→ Selected passage:
International backlog at June 30, 2013, was CAD205 million lower than at the end of the second quarter 2012. However, the segment recorded strong bookings for the second quarter of 2013 totaling CAD76 million, which is CAD3 million higher than the same period in 2012. Bookings for the first half of 2013 were comparable with the prior year. Activity in this region continues to benefit from increased activity in Australia's natural gas industry, and domestic demand for gas in the MENA region, as evidenced by bookings recorded in the Canada and Northern US and Southern US and Latin America segments, which are, again, destined for International markets, but not presented in the International segment. Bookings recorded in the Canada, Northern US and Southern US and Latin America segments for equipment destined in International markets totaled CAD82 million in the second quarter of 2013, and CAD120 million for the first six months of 2013, compared to CAD36 million and CAD87 million for the same periods in 2012. There continue to be significant growth opportunities in Australia, the MENA region and Southeast Asia, including after-market service opportunities, as evidenced by the recent long-term maintenance agreement for over CAD70 million, signed with Enerflex during the second quarter.
In summary, the Enerflex management team remains cautiously optimistic at the end of the second quarter, given the improvement shown in backlog levels and the opportunities currently being pursued. Our healthy balance sheet leaves the Company right-sized for any potential challenges over the remainder of the year, and well-positioned to capitalize on any opportunities that may arise. This completes the formal component of the webcast. Additional details can be found on our August 14 press release, and we would be happy to take any questions at this point. Nicky, questions, please?
Operator
(Operator Instructions)
Dana Benner, AltaCorp Capital.
- Analyst
I wanted to start on the International environment. I acknowledge that a lot of the bookings end up getting put into the other segments for reporting purposes, but nevertheless, the booking rate was pretty good. Could you give us a bit more color on maybe the regional exposure that is contained within those numbers?
- VP and CFO
Yes, a lot of the -- sorry, within the -- are you asking for the International bookings that are going to go through the International segment, or all of the International bookings that are in the various segments?
- Analyst
All of the International bookings.

→ Given data:
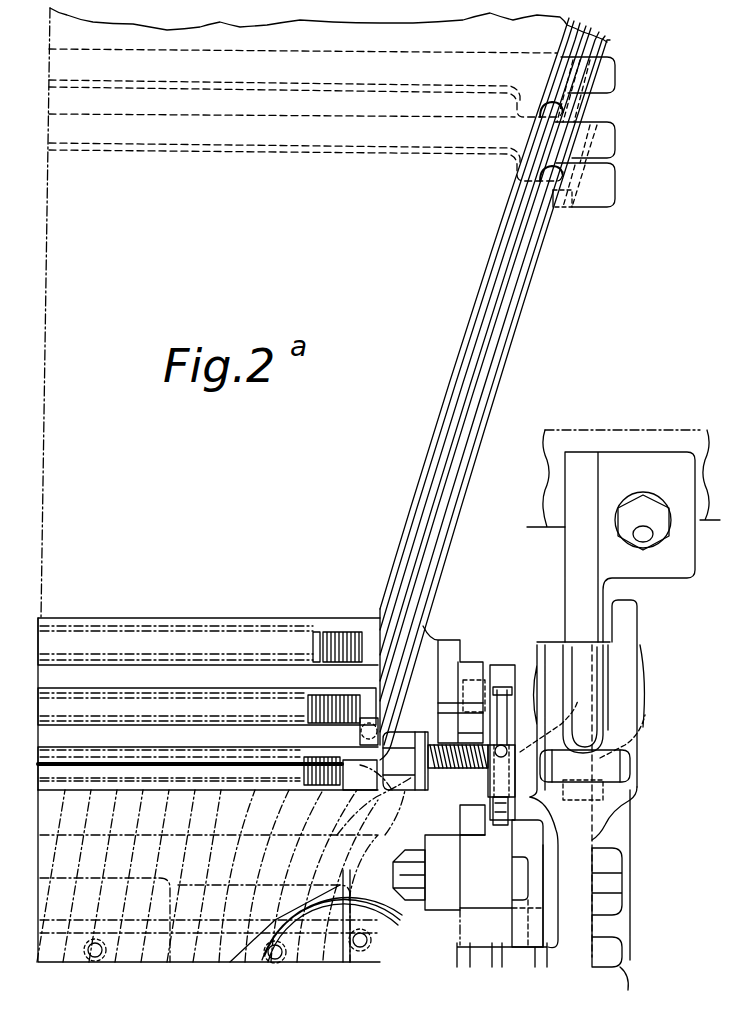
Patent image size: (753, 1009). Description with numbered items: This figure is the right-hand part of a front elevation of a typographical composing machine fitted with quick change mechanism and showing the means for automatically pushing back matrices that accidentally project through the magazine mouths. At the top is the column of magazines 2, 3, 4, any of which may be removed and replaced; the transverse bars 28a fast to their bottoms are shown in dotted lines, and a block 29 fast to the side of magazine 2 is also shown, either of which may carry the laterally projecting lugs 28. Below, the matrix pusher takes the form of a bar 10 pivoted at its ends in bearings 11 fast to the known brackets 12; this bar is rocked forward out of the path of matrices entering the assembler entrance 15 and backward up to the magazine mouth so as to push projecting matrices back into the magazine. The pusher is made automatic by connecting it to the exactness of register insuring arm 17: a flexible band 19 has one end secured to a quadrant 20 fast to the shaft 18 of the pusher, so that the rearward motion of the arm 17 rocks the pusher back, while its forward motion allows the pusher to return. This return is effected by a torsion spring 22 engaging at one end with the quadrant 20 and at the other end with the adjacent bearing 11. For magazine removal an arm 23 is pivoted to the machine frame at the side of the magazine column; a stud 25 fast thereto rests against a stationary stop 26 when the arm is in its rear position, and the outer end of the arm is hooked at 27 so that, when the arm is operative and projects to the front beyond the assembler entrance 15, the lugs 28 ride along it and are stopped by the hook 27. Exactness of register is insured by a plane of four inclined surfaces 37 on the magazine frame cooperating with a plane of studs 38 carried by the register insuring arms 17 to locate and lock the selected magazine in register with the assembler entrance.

→ Complete the following:
A) In the earnings call excerpt, how much were the International segment's bookings for the second quarter of 2013?
B) Continue the earnings call transcript from the point where it ends.
The lines play no part in either task.

→ Responses to the exercise:
A) They totaled CAD76 million.

B)
- VP and CFO
Yes. In terms of the International bookings, there is a big chunk of them, obviously, that are focused in Australia, and that is what has gone through the International segment for EPC and construction-related turnkey projects that we have undertaken in that region. And then the ones that are in Southern US, Latin America and Canada, Northern US, again, are predominantly in Indonesia, Africa, and some equipment going into Australia as well.
- Analyst
Great. Do you think that -- is this a sustainable -- is this something -- are we seeing an acceleration, regardless of how you book them, they are still Internationally-derived. Are we seeing an acceleration of activity Internationally, or just a good steady long-term trend out there?
- CEO
I would say it is probably a steady trend, Dana. I -- we certainly have visibility in a lot of projects and opportunities in the International environment, and as we always say, they are long in terms of gestation and bringing them across the line. So the opportunity funnel or hopper certainly isn't smaller than it is a year ago or six months ago, so we still see this as the trend going forward.
- Analyst
Right. I want to turn to the margin side, specifically the fact that, even though revenues declined, your margins went up, which is a very difficult thing to do. And I wonder if you could maybe give us some color on how you were able to -- what are the most important reasons behind the margin increase that we're seeing corporately in Enerflex right now, through International? Is it good market? North America still has its challenges, so to pull that off in this environment is pretty impressive. Maybe you can give us some color.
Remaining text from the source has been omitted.